— start of RECORDED INFORMATION —
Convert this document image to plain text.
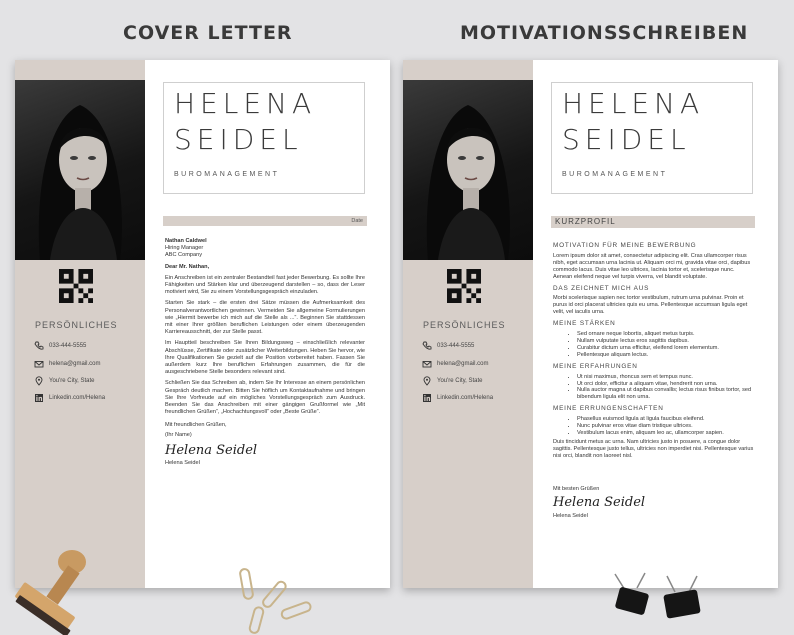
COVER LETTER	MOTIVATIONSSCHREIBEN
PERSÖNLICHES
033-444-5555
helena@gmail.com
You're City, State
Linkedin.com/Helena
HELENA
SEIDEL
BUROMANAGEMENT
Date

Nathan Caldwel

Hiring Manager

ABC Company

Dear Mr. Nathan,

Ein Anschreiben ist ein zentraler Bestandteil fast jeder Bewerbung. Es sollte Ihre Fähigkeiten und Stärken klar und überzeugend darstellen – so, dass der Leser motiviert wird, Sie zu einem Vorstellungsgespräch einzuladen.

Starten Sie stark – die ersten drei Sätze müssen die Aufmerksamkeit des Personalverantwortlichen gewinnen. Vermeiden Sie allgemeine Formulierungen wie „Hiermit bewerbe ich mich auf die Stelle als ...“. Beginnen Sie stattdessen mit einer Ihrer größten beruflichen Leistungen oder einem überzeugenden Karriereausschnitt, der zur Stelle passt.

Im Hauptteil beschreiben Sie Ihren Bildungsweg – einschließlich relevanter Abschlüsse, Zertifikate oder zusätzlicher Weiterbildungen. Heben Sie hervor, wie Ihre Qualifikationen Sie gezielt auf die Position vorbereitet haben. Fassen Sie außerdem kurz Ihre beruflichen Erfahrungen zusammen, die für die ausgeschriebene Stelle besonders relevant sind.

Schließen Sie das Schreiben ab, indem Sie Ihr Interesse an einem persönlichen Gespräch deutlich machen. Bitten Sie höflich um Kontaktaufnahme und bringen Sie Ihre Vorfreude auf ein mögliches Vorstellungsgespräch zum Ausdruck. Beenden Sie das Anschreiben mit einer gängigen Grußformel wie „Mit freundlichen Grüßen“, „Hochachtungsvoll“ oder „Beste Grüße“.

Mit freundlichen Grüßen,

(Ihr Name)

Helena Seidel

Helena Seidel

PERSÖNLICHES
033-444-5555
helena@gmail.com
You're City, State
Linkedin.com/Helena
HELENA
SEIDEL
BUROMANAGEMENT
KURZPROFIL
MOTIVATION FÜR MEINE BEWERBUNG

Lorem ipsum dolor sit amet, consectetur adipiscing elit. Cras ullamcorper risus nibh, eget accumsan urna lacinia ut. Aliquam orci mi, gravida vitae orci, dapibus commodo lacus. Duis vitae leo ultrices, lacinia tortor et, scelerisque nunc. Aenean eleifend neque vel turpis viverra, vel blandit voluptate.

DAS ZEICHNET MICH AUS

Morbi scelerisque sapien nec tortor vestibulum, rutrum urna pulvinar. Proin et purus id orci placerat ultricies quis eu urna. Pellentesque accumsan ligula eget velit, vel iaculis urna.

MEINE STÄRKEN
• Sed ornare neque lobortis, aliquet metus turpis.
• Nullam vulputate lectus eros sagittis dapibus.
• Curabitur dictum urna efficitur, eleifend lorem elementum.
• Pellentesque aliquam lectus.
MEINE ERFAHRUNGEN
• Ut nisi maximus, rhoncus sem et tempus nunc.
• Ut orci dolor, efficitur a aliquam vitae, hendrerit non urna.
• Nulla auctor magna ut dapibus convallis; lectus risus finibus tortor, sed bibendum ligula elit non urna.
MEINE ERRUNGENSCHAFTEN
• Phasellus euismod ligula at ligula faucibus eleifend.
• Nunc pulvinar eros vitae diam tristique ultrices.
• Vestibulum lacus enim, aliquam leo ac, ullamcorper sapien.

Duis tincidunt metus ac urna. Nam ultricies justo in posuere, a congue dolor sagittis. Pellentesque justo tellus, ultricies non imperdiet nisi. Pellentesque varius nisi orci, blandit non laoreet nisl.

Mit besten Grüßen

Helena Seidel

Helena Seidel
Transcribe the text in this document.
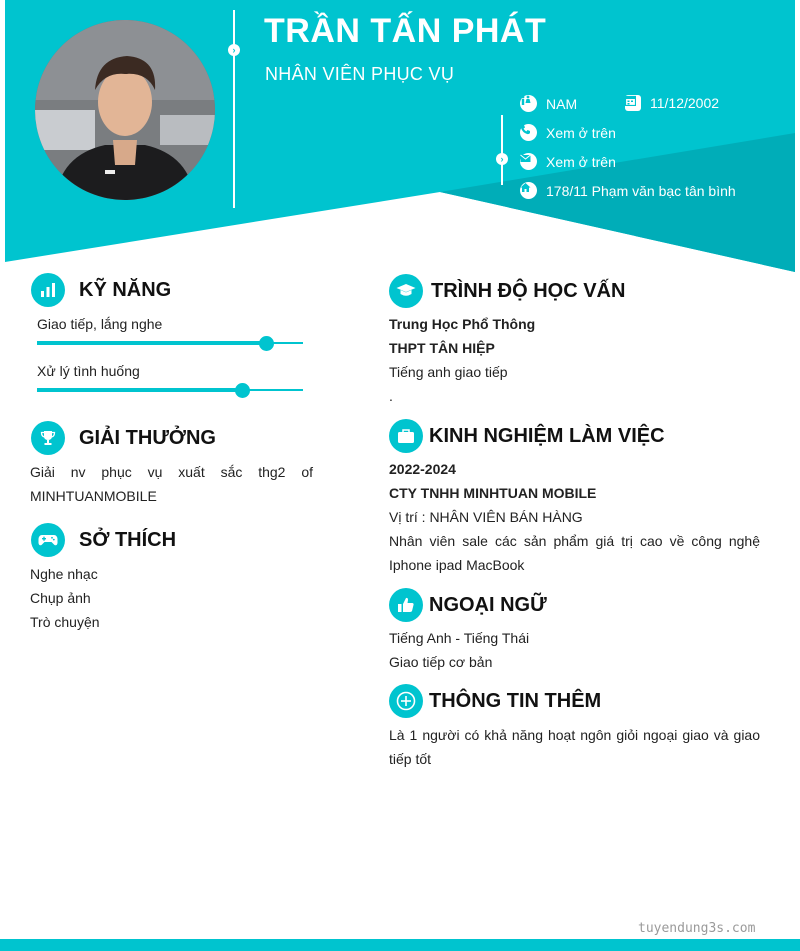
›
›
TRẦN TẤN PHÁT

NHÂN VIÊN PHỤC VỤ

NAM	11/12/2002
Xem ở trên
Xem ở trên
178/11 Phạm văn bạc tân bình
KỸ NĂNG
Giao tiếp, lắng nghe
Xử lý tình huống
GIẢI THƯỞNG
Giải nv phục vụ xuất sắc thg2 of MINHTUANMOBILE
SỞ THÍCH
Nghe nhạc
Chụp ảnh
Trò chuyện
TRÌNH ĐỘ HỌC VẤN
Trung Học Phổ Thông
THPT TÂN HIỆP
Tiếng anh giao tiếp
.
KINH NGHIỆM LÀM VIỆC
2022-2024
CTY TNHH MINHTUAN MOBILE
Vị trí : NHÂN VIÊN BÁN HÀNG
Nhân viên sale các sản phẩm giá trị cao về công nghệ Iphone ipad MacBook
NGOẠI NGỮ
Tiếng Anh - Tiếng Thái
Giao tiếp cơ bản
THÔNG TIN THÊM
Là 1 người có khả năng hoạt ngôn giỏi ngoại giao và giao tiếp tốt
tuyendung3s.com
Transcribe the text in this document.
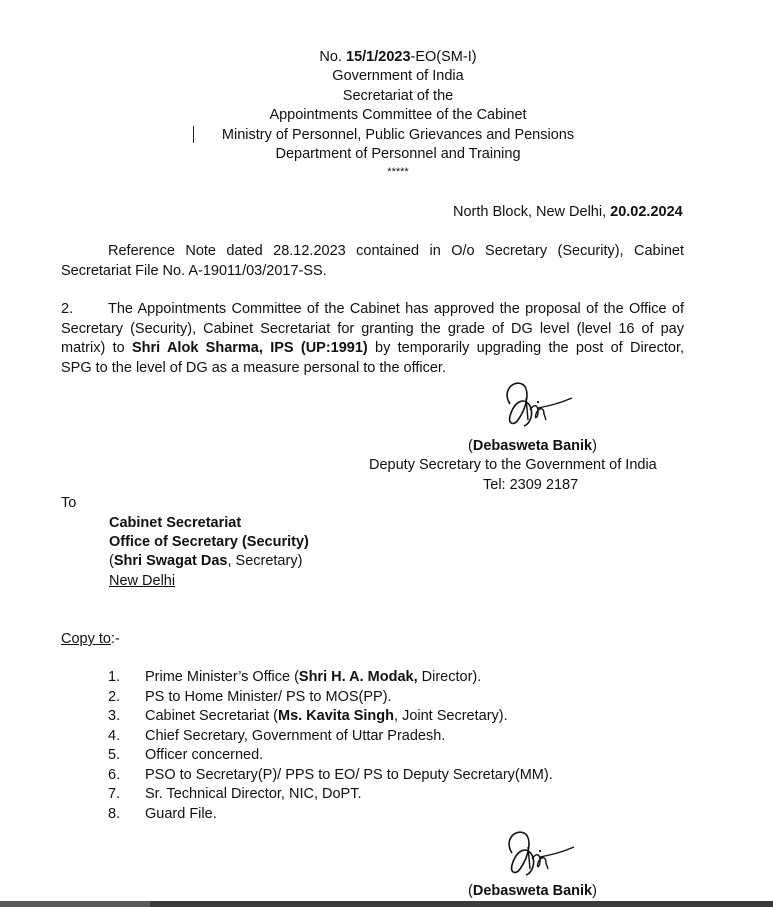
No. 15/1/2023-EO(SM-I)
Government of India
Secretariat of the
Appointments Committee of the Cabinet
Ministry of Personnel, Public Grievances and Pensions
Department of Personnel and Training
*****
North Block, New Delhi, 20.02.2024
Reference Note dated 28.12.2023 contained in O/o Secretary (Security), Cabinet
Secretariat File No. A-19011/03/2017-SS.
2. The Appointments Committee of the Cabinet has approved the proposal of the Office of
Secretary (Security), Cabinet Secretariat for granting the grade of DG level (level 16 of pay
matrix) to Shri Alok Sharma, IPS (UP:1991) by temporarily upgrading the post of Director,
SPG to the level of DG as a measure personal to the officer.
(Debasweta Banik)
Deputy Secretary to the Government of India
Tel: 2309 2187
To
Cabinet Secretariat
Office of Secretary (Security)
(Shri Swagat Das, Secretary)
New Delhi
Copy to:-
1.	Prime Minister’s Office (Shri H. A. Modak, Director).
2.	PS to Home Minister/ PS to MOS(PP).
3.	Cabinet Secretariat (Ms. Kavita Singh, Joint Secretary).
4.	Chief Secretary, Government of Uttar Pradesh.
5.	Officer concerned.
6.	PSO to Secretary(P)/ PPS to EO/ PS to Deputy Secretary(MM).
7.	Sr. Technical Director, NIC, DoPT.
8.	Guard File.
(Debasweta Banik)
— end of RECORDED INFORMATION —
— start of RECORDED INFORMATION —
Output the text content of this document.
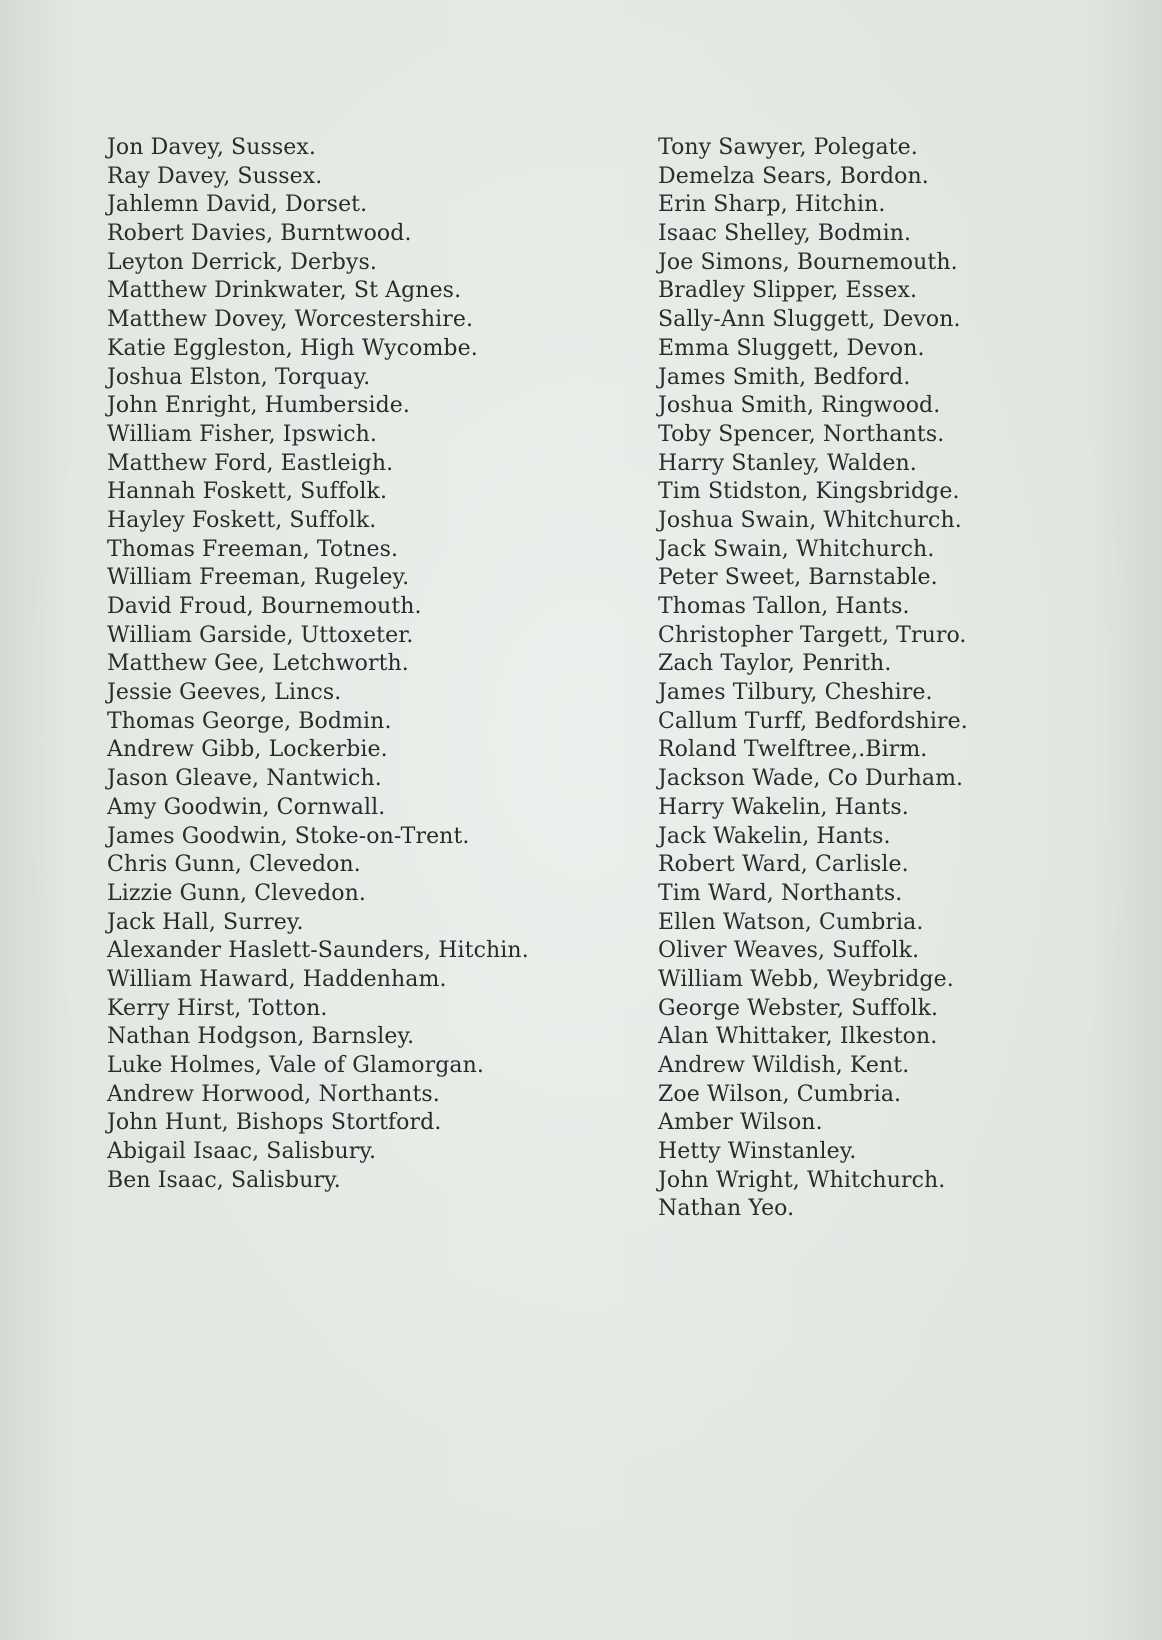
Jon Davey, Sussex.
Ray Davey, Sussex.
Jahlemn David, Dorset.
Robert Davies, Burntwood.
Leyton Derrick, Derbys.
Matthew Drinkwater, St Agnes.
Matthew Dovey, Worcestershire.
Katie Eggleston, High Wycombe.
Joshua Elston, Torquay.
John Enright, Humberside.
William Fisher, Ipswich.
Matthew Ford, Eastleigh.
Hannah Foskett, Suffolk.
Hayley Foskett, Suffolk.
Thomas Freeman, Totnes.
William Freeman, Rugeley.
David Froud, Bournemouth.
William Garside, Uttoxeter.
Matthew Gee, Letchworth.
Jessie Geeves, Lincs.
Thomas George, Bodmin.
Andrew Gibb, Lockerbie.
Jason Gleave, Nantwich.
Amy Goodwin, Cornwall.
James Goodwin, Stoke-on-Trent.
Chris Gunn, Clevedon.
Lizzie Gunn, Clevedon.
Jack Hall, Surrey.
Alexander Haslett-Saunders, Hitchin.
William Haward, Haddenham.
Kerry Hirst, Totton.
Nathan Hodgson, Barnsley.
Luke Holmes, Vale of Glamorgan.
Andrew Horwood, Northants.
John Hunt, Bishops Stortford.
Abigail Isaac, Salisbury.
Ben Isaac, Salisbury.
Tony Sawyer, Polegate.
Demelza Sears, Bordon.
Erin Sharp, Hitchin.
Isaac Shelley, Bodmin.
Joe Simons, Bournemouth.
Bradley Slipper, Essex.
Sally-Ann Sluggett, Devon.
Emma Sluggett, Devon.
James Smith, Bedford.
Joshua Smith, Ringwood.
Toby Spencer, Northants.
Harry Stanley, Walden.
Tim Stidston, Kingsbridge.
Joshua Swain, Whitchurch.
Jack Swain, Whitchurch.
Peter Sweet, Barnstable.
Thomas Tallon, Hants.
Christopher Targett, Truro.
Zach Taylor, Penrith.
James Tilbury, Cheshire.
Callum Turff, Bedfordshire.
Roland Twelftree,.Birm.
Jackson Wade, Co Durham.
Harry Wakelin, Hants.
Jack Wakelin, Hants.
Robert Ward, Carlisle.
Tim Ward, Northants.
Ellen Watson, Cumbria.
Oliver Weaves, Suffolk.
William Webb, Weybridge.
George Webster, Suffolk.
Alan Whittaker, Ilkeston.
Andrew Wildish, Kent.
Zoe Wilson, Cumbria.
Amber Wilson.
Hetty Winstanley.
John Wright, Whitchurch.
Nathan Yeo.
— end of RECORDED INFORMATION —
• [REQUEST] Using the material above, state how many lines include the string "Delhi". Answer with a single number.

• [SOLUTION FOR THIS EXERCISE] 2